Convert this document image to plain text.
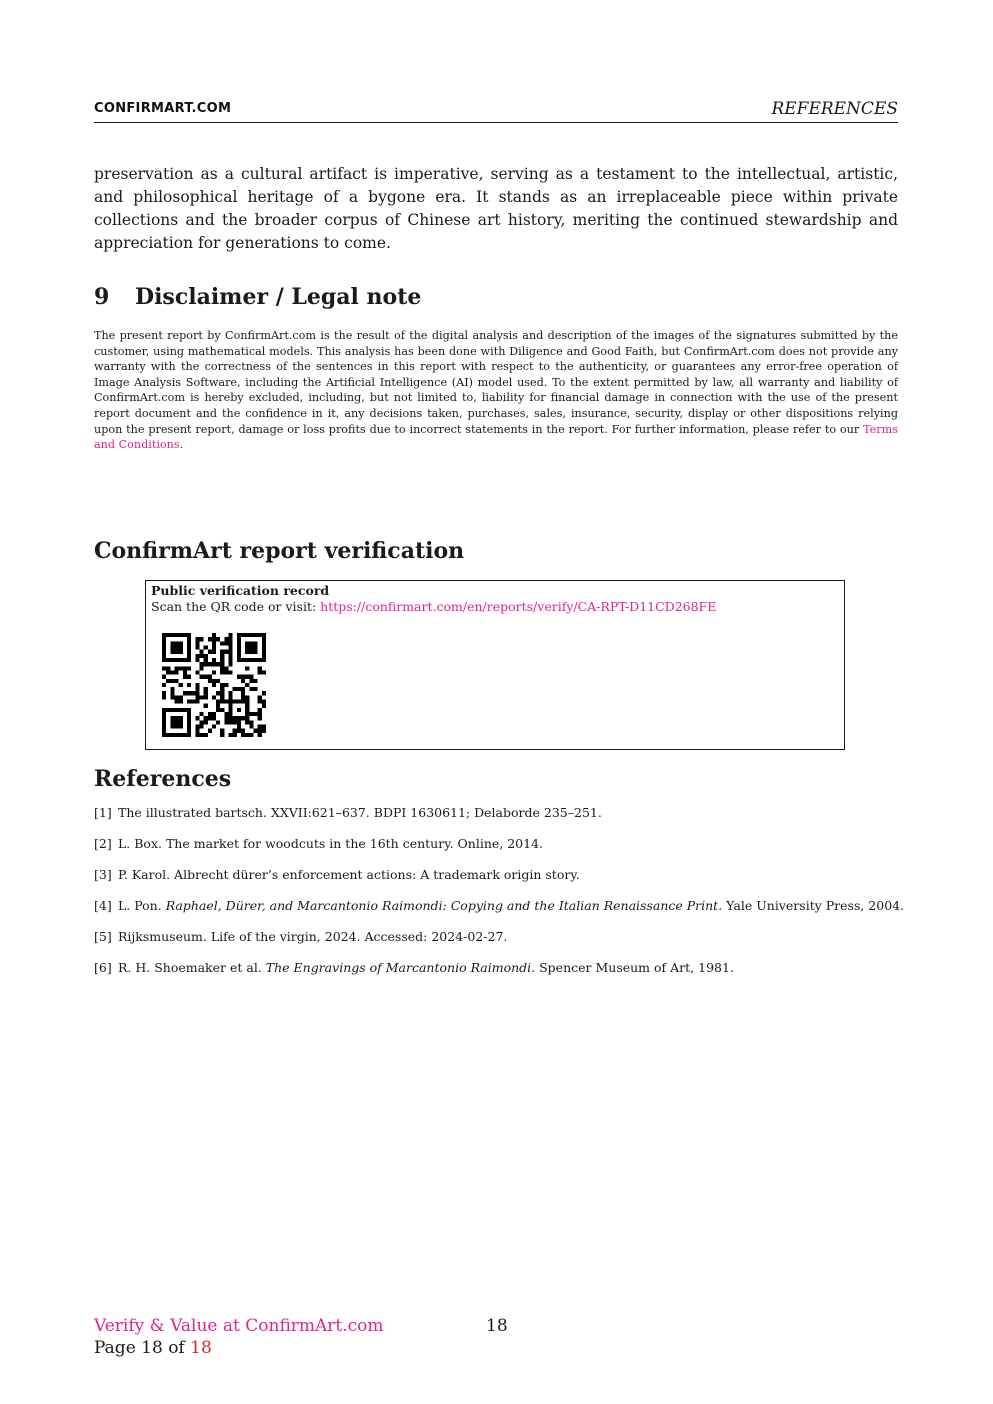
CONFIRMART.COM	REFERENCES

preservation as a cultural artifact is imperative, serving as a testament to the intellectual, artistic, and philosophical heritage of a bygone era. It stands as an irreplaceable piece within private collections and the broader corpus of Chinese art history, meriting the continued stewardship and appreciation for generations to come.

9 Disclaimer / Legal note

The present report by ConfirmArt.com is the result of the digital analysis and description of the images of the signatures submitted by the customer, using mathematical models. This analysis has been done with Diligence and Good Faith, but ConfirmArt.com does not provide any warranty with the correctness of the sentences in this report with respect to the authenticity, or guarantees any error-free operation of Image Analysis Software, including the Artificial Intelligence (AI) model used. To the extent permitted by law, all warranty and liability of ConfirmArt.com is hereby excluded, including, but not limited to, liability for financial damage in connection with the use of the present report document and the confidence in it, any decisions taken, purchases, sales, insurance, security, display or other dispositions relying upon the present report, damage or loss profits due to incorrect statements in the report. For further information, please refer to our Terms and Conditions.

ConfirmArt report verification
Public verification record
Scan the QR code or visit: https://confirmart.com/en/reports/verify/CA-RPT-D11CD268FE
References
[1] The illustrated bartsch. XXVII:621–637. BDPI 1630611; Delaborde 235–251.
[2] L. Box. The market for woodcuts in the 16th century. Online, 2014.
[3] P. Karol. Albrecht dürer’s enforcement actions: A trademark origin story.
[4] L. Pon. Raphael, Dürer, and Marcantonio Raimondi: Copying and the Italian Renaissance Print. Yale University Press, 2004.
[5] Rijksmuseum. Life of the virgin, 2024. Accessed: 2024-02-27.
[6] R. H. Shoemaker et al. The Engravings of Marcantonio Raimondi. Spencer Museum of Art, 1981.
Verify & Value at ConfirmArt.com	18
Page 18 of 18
□ □ □
Copy out every line of the material above exactly, skipping the pictures.

REPLY TO THE EXERCISE.
Convert this document image to plain text.
CONFIRMART.COM	REFERENCES

preservation as a cultural artifact is imperative, serving as a testament to the intellectual, artistic, and philosophical heritage of a bygone era. It stands as an irreplaceable piece within private collections and the broader corpus of Chinese art history, meriting the continued stewardship and appreciation for generations to come.

9 Disclaimer / Legal note

The present report by ConfirmArt.com is the result of the digital analysis and description of the images of the signatures submitted by the customer, using mathematical models. This analysis has been done with Diligence and Good Faith, but ConfirmArt.com does not provide any warranty with the correctness of the sentences in this report with respect to the authenticity, or guarantees any error-free operation of Image Analysis Software, including the Artificial Intelligence (AI) model used. To the extent permitted by law, all warranty and liability of ConfirmArt.com is hereby excluded, including, but not limited to, liability for financial damage in connection with the use of the present report document and the confidence in it, any decisions taken, purchases, sales, insurance, security, display or other dispositions relying upon the present report, damage or loss profits due to incorrect statements in the report. For further information, please refer to our Terms and Conditions.

ConfirmArt report verification
Public verification record
Scan the QR code or visit: https://confirmart.com/en/reports/verify/CA-RPT-D11CD268FE
References
[1] The illustrated bartsch. XXVII:621–637. BDPI 1630611; Delaborde 235–251.
[2] L. Box. The market for woodcuts in the 16th century. Online, 2014.
[3] P. Karol. Albrecht dürer’s enforcement actions: A trademark origin story.
[4] L. Pon. Raphael, Dürer, and Marcantonio Raimondi: Copying and the Italian Renaissance Print. Yale University Press, 2004.
[5] Rijksmuseum. Life of the virgin, 2024. Accessed: 2024-02-27.
[6] R. H. Shoemaker et al. The Engravings of Marcantonio Raimondi. Spencer Museum of Art, 1981.
Verify & Value at ConfirmArt.com	18
Page 18 of 18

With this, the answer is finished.